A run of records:
━━━━━━━━

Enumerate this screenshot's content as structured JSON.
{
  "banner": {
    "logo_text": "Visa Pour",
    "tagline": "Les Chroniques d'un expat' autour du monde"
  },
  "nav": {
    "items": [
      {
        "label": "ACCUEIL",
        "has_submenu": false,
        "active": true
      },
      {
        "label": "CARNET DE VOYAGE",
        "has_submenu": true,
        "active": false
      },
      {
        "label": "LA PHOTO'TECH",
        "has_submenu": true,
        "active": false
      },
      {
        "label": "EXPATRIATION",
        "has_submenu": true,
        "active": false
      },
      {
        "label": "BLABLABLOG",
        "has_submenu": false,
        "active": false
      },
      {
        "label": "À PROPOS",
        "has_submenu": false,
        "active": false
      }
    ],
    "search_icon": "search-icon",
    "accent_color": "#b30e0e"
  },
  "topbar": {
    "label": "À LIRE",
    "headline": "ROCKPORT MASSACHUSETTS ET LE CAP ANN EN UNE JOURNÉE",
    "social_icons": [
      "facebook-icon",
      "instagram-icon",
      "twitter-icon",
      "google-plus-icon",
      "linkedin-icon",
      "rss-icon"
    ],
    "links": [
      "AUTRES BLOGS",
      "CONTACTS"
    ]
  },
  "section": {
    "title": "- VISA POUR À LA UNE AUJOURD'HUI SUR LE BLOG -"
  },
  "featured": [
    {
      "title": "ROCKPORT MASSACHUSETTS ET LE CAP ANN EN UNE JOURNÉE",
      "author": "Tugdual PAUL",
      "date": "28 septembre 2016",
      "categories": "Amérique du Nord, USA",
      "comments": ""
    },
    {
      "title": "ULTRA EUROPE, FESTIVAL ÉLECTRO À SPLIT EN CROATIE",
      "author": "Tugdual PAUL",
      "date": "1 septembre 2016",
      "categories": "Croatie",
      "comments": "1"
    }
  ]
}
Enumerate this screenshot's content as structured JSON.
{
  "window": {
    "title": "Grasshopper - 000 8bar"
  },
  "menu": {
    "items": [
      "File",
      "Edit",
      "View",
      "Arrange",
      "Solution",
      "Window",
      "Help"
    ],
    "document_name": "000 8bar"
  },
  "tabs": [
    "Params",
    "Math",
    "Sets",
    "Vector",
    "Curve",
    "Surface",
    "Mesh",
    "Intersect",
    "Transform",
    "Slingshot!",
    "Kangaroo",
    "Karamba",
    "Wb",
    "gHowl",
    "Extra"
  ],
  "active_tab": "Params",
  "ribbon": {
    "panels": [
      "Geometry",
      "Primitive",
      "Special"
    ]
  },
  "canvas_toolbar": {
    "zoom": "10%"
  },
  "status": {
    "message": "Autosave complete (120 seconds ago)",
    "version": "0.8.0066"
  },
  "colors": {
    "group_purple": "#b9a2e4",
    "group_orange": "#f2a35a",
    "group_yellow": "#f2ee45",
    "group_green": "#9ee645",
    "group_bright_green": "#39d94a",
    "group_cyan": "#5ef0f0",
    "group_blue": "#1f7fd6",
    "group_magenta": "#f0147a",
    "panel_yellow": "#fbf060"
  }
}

━━━━━━━━

• _Task prompt_
Extract the complete data, matching each line exactly.

• _Final result_
Enumerate this screenshot's content as structured JSON.
{
  "banner": {
    "logo_text": "Visa Pour",
    "tagline": "Les Chroniques d'un expat' autour du monde"
  },
  "nav": {
    "items": [
      {
        "label": "ACCUEIL",
        "has_submenu": false,
        "active": true
      },
      {
        "label": "CARNET DE VOYAGE",
        "has_submenu": true,
        "active": false
      },
      {
        "label": "LA PHOTO'TECH",
        "has_submenu": true,
        "active": false
      },
      {
        "label": "EXPATRIATION",
        "has_submenu": true,
        "active": false
      },
      {
        "label": "BLABLABLOG",
        "has_submenu": false,
        "active": false
      },
      {
        "label": "À PROPOS",
        "has_submenu": false,
        "active": false
      }
    ],
    "search_icon": "search-icon",
    "accent_color": "#b30e0e"
  },
  "topbar": {
    "label": "À LIRE",
    "headline": "ROCKPORT MASSACHUSETTS ET LE CAP ANN EN UNE JOURNÉE",
    "social_icons": [
      "facebook-icon",
      "instagram-icon",
      "twitter-icon",
      "google-plus-icon",
      "linkedin-icon",
      "rss-icon"
    ],
    "links": [
      "AUTRES BLOGS",
      "CONTACTS"
    ]
  },
  "section": {
    "title": "- VISA POUR À LA UNE AUJOURD'HUI SUR LE BLOG -"
  },
  "featured": [
    {
      "title": "ROCKPORT MASSACHUSETTS ET LE CAP ANN EN UNE JOURNÉE",
      "author": "Tugdual PAUL",
      "date": "28 septembre 2016",
      "categories": "Amérique du Nord, USA",
      "comments": ""
    },
    {
      "title": "ULTRA EUROPE, FESTIVAL ÉLECTRO À SPLIT EN CROATIE",
      "author": "Tugdual PAUL",
      "date": "1 septembre 2016",
      "categories": "Croatie",
      "comments": "1"
    }
  ]
}
Enumerate this screenshot's content as structured JSON.
{
  "window": {
    "title": "Grasshopper - 000 8bar"
  },
  "menu": {
    "items": [
      "File",
      "Edit",
      "View",
      "Arrange",
      "Solution",
      "Window",
      "Help"
    ],
    "document_name": "000 8bar"
  },
  "tabs": [
    "Params",
    "Math",
    "Sets",
    "Vector",
    "Curve",
    "Surface",
    "Mesh",
    "Intersect",
    "Transform",
    "Slingshot!",
    "Kangaroo",
    "Karamba",
    "Wb",
    "gHowl",
    "Extra"
  ],
  "active_tab": "Params",
  "ribbon": {
    "panels": [
      "Geometry",
      "Primitive",
      "Special"
    ]
  },
  "canvas_toolbar": {
    "zoom": "10%"
  },
  "status": {
    "message": "Autosave complete (120 seconds ago)",
    "version": "0.8.0066"
  },
  "colors": {
    "group_purple": "#b9a2e4",
    "group_orange": "#f2a35a",
    "group_yellow": "#f2ee45",
    "group_green": "#9ee645",
    "group_bright_green": "#39d94a",
    "group_cyan": "#5ef0f0",
    "group_blue": "#1f7fd6",
    "group_magenta": "#f0147a",
    "panel_yellow": "#fbf060"
  }
}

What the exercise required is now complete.